[Aim]
Please output every line of the material as it stands, without the pictures.

[Data excerpts]

--------------------------------------------------

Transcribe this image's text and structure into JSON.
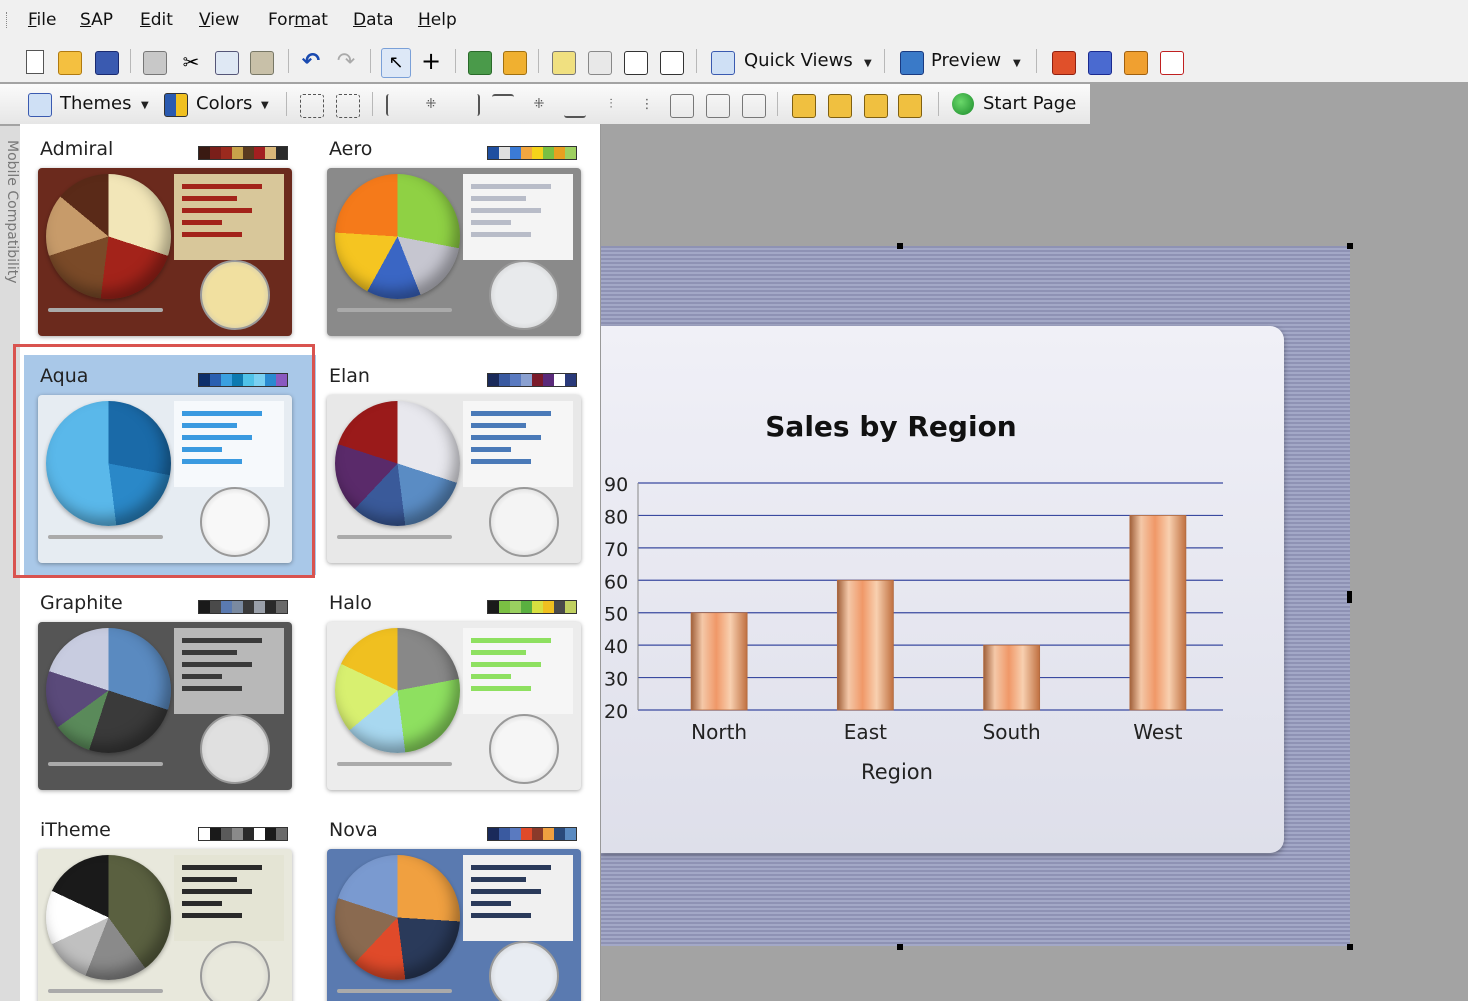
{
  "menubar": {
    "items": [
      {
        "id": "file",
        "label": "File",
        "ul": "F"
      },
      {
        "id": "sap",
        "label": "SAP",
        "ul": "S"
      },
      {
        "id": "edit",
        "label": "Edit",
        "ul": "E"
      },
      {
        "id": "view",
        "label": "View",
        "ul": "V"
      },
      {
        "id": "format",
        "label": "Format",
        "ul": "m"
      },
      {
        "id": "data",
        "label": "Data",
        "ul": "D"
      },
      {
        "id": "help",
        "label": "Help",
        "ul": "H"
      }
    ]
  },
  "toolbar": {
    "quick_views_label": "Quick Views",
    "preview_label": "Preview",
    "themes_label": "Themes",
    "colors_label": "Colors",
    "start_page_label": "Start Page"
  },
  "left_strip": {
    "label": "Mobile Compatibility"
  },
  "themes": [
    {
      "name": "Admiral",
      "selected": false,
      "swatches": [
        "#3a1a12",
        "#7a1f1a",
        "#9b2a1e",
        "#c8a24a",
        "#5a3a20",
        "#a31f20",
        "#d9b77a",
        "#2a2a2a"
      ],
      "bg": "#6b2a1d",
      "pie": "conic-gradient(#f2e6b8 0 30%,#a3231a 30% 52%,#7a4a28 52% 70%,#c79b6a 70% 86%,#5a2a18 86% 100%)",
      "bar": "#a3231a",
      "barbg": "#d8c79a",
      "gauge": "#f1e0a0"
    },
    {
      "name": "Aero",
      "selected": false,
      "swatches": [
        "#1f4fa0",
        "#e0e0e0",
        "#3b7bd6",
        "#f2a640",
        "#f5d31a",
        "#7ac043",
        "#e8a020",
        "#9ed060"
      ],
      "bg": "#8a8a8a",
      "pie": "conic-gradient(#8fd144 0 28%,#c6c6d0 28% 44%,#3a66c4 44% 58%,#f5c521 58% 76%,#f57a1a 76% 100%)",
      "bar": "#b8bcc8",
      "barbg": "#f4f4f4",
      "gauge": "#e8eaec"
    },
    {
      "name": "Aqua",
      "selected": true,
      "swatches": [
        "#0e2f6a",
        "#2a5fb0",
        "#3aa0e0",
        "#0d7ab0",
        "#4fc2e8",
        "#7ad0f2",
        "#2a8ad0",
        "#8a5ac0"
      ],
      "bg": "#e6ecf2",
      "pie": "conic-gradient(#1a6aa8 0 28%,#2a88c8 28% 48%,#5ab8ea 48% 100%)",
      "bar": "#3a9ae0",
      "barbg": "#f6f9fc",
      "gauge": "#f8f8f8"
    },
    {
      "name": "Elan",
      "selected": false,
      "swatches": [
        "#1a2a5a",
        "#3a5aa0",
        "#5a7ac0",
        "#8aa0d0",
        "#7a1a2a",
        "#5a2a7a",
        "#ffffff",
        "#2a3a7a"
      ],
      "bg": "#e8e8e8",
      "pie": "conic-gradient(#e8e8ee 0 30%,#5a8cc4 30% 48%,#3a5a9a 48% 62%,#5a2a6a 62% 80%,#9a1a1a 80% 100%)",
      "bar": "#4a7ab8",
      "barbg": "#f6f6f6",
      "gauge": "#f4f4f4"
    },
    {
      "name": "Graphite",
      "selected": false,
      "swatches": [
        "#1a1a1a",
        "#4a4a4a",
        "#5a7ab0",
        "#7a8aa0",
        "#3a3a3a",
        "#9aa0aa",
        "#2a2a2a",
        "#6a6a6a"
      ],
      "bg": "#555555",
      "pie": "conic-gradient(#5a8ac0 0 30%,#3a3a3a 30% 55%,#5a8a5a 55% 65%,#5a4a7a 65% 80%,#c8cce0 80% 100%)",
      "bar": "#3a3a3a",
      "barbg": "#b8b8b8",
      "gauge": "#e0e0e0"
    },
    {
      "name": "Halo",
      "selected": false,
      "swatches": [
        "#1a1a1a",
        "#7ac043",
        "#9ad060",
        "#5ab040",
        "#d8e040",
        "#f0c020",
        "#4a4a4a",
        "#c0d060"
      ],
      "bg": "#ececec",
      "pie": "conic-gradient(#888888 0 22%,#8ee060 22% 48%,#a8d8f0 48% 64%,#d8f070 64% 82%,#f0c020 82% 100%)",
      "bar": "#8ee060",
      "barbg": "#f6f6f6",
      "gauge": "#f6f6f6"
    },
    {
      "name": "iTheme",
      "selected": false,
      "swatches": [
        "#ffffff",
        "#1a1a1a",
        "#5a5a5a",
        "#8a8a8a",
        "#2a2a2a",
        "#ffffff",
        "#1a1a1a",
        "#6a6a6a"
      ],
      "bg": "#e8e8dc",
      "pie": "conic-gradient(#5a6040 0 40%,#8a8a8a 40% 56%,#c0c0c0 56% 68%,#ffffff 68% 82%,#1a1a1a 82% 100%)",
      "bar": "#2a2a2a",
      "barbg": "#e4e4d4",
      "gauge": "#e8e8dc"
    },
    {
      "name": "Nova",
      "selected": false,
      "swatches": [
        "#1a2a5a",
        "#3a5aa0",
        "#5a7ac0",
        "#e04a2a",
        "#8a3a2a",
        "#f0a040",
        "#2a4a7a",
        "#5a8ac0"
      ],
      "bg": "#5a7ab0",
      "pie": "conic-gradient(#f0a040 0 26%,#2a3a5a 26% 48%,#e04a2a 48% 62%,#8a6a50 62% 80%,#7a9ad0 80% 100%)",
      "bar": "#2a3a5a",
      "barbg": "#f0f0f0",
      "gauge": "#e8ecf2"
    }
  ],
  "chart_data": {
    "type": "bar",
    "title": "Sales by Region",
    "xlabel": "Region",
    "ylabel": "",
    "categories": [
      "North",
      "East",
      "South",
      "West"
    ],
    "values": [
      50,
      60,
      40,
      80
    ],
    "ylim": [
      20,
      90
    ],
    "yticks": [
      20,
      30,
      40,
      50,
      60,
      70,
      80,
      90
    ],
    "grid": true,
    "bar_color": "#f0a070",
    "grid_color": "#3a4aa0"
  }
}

--------------------------------------------------

[Answer to this problem]
Transcribe this image's text and structure into JSON.
{
  "menubar": {
    "items": [
      {
        "id": "file",
        "label": "File",
        "ul": "F"
      },
      {
        "id": "sap",
        "label": "SAP",
        "ul": "S"
      },
      {
        "id": "edit",
        "label": "Edit",
        "ul": "E"
      },
      {
        "id": "view",
        "label": "View",
        "ul": "V"
      },
      {
        "id": "format",
        "label": "Format",
        "ul": "m"
      },
      {
        "id": "data",
        "label": "Data",
        "ul": "D"
      },
      {
        "id": "help",
        "label": "Help",
        "ul": "H"
      }
    ]
  },
  "toolbar": {
    "quick_views_label": "Quick Views",
    "preview_label": "Preview",
    "themes_label": "Themes",
    "colors_label": "Colors",
    "start_page_label": "Start Page"
  },
  "left_strip": {
    "label": "Mobile Compatibility"
  },
  "themes": [
    {
      "name": "Admiral",
      "selected": false,
      "swatches": [
        "#3a1a12",
        "#7a1f1a",
        "#9b2a1e",
        "#c8a24a",
        "#5a3a20",
        "#a31f20",
        "#d9b77a",
        "#2a2a2a"
      ],
      "bg": "#6b2a1d",
      "pie": "conic-gradient(#f2e6b8 0 30%,#a3231a 30% 52%,#7a4a28 52% 70%,#c79b6a 70% 86%,#5a2a18 86% 100%)",
      "bar": "#a3231a",
      "barbg": "#d8c79a",
      "gauge": "#f1e0a0"
    },
    {
      "name": "Aero",
      "selected": false,
      "swatches": [
        "#1f4fa0",
        "#e0e0e0",
        "#3b7bd6",
        "#f2a640",
        "#f5d31a",
        "#7ac043",
        "#e8a020",
        "#9ed060"
      ],
      "bg": "#8a8a8a",
      "pie": "conic-gradient(#8fd144 0 28%,#c6c6d0 28% 44%,#3a66c4 44% 58%,#f5c521 58% 76%,#f57a1a 76% 100%)",
      "bar": "#b8bcc8",
      "barbg": "#f4f4f4",
      "gauge": "#e8eaec"
    },
    {
      "name": "Aqua",
      "selected": true,
      "swatches": [
        "#0e2f6a",
        "#2a5fb0",
        "#3aa0e0",
        "#0d7ab0",
        "#4fc2e8",
        "#7ad0f2",
        "#2a8ad0",
        "#8a5ac0"
      ],
      "bg": "#e6ecf2",
      "pie": "conic-gradient(#1a6aa8 0 28%,#2a88c8 28% 48%,#5ab8ea 48% 100%)",
      "bar": "#3a9ae0",
      "barbg": "#f6f9fc",
      "gauge": "#f8f8f8"
    },
    {
      "name": "Elan",
      "selected": false,
      "swatches": [
        "#1a2a5a",
        "#3a5aa0",
        "#5a7ac0",
        "#8aa0d0",
        "#7a1a2a",
        "#5a2a7a",
        "#ffffff",
        "#2a3a7a"
      ],
      "bg": "#e8e8e8",
      "pie": "conic-gradient(#e8e8ee 0 30%,#5a8cc4 30% 48%,#3a5a9a 48% 62%,#5a2a6a 62% 80%,#9a1a1a 80% 100%)",
      "bar": "#4a7ab8",
      "barbg": "#f6f6f6",
      "gauge": "#f4f4f4"
    },
    {
      "name": "Graphite",
      "selected": false,
      "swatches": [
        "#1a1a1a",
        "#4a4a4a",
        "#5a7ab0",
        "#7a8aa0",
        "#3a3a3a",
        "#9aa0aa",
        "#2a2a2a",
        "#6a6a6a"
      ],
      "bg": "#555555",
      "pie": "conic-gradient(#5a8ac0 0 30%,#3a3a3a 30% 55%,#5a8a5a 55% 65%,#5a4a7a 65% 80%,#c8cce0 80% 100%)",
      "bar": "#3a3a3a",
      "barbg": "#b8b8b8",
      "gauge": "#e0e0e0"
    },
    {
      "name": "Halo",
      "selected": false,
      "swatches": [
        "#1a1a1a",
        "#7ac043",
        "#9ad060",
        "#5ab040",
        "#d8e040",
        "#f0c020",
        "#4a4a4a",
        "#c0d060"
      ],
      "bg": "#ececec",
      "pie": "conic-gradient(#888888 0 22%,#8ee060 22% 48%,#a8d8f0 48% 64%,#d8f070 64% 82%,#f0c020 82% 100%)",
      "bar": "#8ee060",
      "barbg": "#f6f6f6",
      "gauge": "#f6f6f6"
    },
    {
      "name": "iTheme",
      "selected": false,
      "swatches": [
        "#ffffff",
        "#1a1a1a",
        "#5a5a5a",
        "#8a8a8a",
        "#2a2a2a",
        "#ffffff",
        "#1a1a1a",
        "#6a6a6a"
      ],
      "bg": "#e8e8dc",
      "pie": "conic-gradient(#5a6040 0 40%,#8a8a8a 40% 56%,#c0c0c0 56% 68%,#ffffff 68% 82%,#1a1a1a 82% 100%)",
      "bar": "#2a2a2a",
      "barbg": "#e4e4d4",
      "gauge": "#e8e8dc"
    },
    {
      "name": "Nova",
      "selected": false,
      "swatches": [
        "#1a2a5a",
        "#3a5aa0",
        "#5a7ac0",
        "#e04a2a",
        "#8a3a2a",
        "#f0a040",
        "#2a4a7a",
        "#5a8ac0"
      ],
      "bg": "#5a7ab0",
      "pie": "conic-gradient(#f0a040 0 26%,#2a3a5a 26% 48%,#e04a2a 48% 62%,#8a6a50 62% 80%,#7a9ad0 80% 100%)",
      "bar": "#2a3a5a",
      "barbg": "#f0f0f0",
      "gauge": "#e8ecf2"
    }
  ],
  "chart_data": {
    "type": "bar",
    "title": "Sales by Region",
    "xlabel": "Region",
    "ylabel": "",
    "categories": [
      "North",
      "East",
      "South",
      "West"
    ],
    "values": [
      50,
      60,
      40,
      80
    ],
    "ylim": [
      20,
      90
    ],
    "yticks": [
      20,
      30,
      40,
      50,
      60,
      70,
      80,
      90
    ],
    "grid": true,
    "bar_color": "#f0a070",
    "grid_color": "#3a4aa0"
  }
}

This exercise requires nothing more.